## Your task
Restate the data below word for word. Skip any images it contains.

════

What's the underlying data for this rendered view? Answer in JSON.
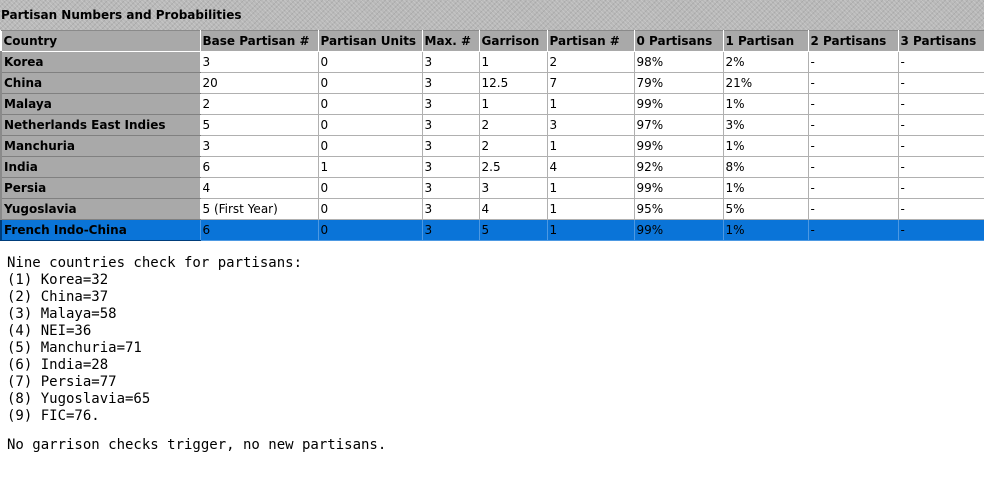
{
  "title": "Partisan Numbers and Probabilities",
  "columns": [
    "Country",
    "Base Partisan #",
    "Partisan Units",
    "Max. #",
    "Garrison",
    "Partisan #",
    "0 Partisans",
    "1 Partisan",
    "2 Partisans",
    "3 Partisans"
  ],
  "rows": [
    {
      "country": "Korea",
      "base": "3",
      "units": "0",
      "max": "3",
      "garrison": "1",
      "partisan_num": "2",
      "p0": "98%",
      "p1": "2%",
      "p2": "-",
      "p3": "-"
    },
    {
      "country": "China",
      "base": "20",
      "units": "0",
      "max": "3",
      "garrison": "12.5",
      "partisan_num": "7",
      "p0": "79%",
      "p1": "21%",
      "p2": "-",
      "p3": "-"
    },
    {
      "country": "Malaya",
      "base": "2",
      "units": "0",
      "max": "3",
      "garrison": "1",
      "partisan_num": "1",
      "p0": "99%",
      "p1": "1%",
      "p2": "-",
      "p3": "-"
    },
    {
      "country": "Netherlands East Indies",
      "base": "5",
      "units": "0",
      "max": "3",
      "garrison": "2",
      "partisan_num": "3",
      "p0": "97%",
      "p1": "3%",
      "p2": "-",
      "p3": "-"
    },
    {
      "country": "Manchuria",
      "base": "3",
      "units": "0",
      "max": "3",
      "garrison": "2",
      "partisan_num": "1",
      "p0": "99%",
      "p1": "1%",
      "p2": "-",
      "p3": "-"
    },
    {
      "country": "India",
      "base": "6",
      "units": "1",
      "max": "3",
      "garrison": "2.5",
      "partisan_num": "4",
      "p0": "92%",
      "p1": "8%",
      "p2": "-",
      "p3": "-"
    },
    {
      "country": "Persia",
      "base": "4",
      "units": "0",
      "max": "3",
      "garrison": "3",
      "partisan_num": "1",
      "p0": "99%",
      "p1": "1%",
      "p2": "-",
      "p3": "-"
    },
    {
      "country": "Yugoslavia",
      "base": "5 (First Year)",
      "units": "0",
      "max": "3",
      "garrison": "4",
      "partisan_num": "1",
      "p0": "95%",
      "p1": "5%",
      "p2": "-",
      "p3": "-"
    },
    {
      "country": "French Indo-China",
      "base": "6",
      "units": "0",
      "max": "3",
      "garrison": "5",
      "partisan_num": "1",
      "p0": "99%",
      "p1": "1%",
      "p2": "-",
      "p3": "-",
      "selected": true
    }
  ],
  "notes": {
    "intro": "Nine countries check for partisans:",
    "checks": [
      "(1) Korea=32",
      "(2) China=37",
      "(3) Malaya=58",
      "(4) NEI=36",
      "(5) Manchuria=71",
      "(6) India=28",
      "(7) Persia=77",
      "(8) Yugoslavia=65",
      "(9) FIC=76."
    ],
    "conclusion": "No garrison checks trigger, no new partisans."
  },
  "colors": {
    "header_bg": "#a9a9a9",
    "selected_row_bg": "#0a74d8",
    "title_bg": "#b9b9b9"
  }
}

════

## The answer
What's the underlying data for this rendered view? Answer in JSON.
{
  "title": "Partisan Numbers and Probabilities",
  "columns": [
    "Country",
    "Base Partisan #",
    "Partisan Units",
    "Max. #",
    "Garrison",
    "Partisan #",
    "0 Partisans",
    "1 Partisan",
    "2 Partisans",
    "3 Partisans"
  ],
  "rows": [
    {
      "country": "Korea",
      "base": "3",
      "units": "0",
      "max": "3",
      "garrison": "1",
      "partisan_num": "2",
      "p0": "98%",
      "p1": "2%",
      "p2": "-",
      "p3": "-"
    },
    {
      "country": "China",
      "base": "20",
      "units": "0",
      "max": "3",
      "garrison": "12.5",
      "partisan_num": "7",
      "p0": "79%",
      "p1": "21%",
      "p2": "-",
      "p3": "-"
    },
    {
      "country": "Malaya",
      "base": "2",
      "units": "0",
      "max": "3",
      "garrison": "1",
      "partisan_num": "1",
      "p0": "99%",
      "p1": "1%",
      "p2": "-",
      "p3": "-"
    },
    {
      "country": "Netherlands East Indies",
      "base": "5",
      "units": "0",
      "max": "3",
      "garrison": "2",
      "partisan_num": "3",
      "p0": "97%",
      "p1": "3%",
      "p2": "-",
      "p3": "-"
    },
    {
      "country": "Manchuria",
      "base": "3",
      "units": "0",
      "max": "3",
      "garrison": "2",
      "partisan_num": "1",
      "p0": "99%",
      "p1": "1%",
      "p2": "-",
      "p3": "-"
    },
    {
      "country": "India",
      "base": "6",
      "units": "1",
      "max": "3",
      "garrison": "2.5",
      "partisan_num": "4",
      "p0": "92%",
      "p1": "8%",
      "p2": "-",
      "p3": "-"
    },
    {
      "country": "Persia",
      "base": "4",
      "units": "0",
      "max": "3",
      "garrison": "3",
      "partisan_num": "1",
      "p0": "99%",
      "p1": "1%",
      "p2": "-",
      "p3": "-"
    },
    {
      "country": "Yugoslavia",
      "base": "5 (First Year)",
      "units": "0",
      "max": "3",
      "garrison": "4",
      "partisan_num": "1",
      "p0": "95%",
      "p1": "5%",
      "p2": "-",
      "p3": "-"
    },
    {
      "country": "French Indo-China",
      "base": "6",
      "units": "0",
      "max": "3",
      "garrison": "5",
      "partisan_num": "1",
      "p0": "99%",
      "p1": "1%",
      "p2": "-",
      "p3": "-",
      "selected": true
    }
  ],
  "notes": {
    "intro": "Nine countries check for partisans:",
    "checks": [
      "(1) Korea=32",
      "(2) China=37",
      "(3) Malaya=58",
      "(4) NEI=36",
      "(5) Manchuria=71",
      "(6) India=28",
      "(7) Persia=77",
      "(8) Yugoslavia=65",
      "(9) FIC=76."
    ],
    "conclusion": "No garrison checks trigger, no new partisans."
  },
  "colors": {
    "header_bg": "#a9a9a9",
    "selected_row_bg": "#0a74d8",
    "title_bg": "#b9b9b9"
  }
}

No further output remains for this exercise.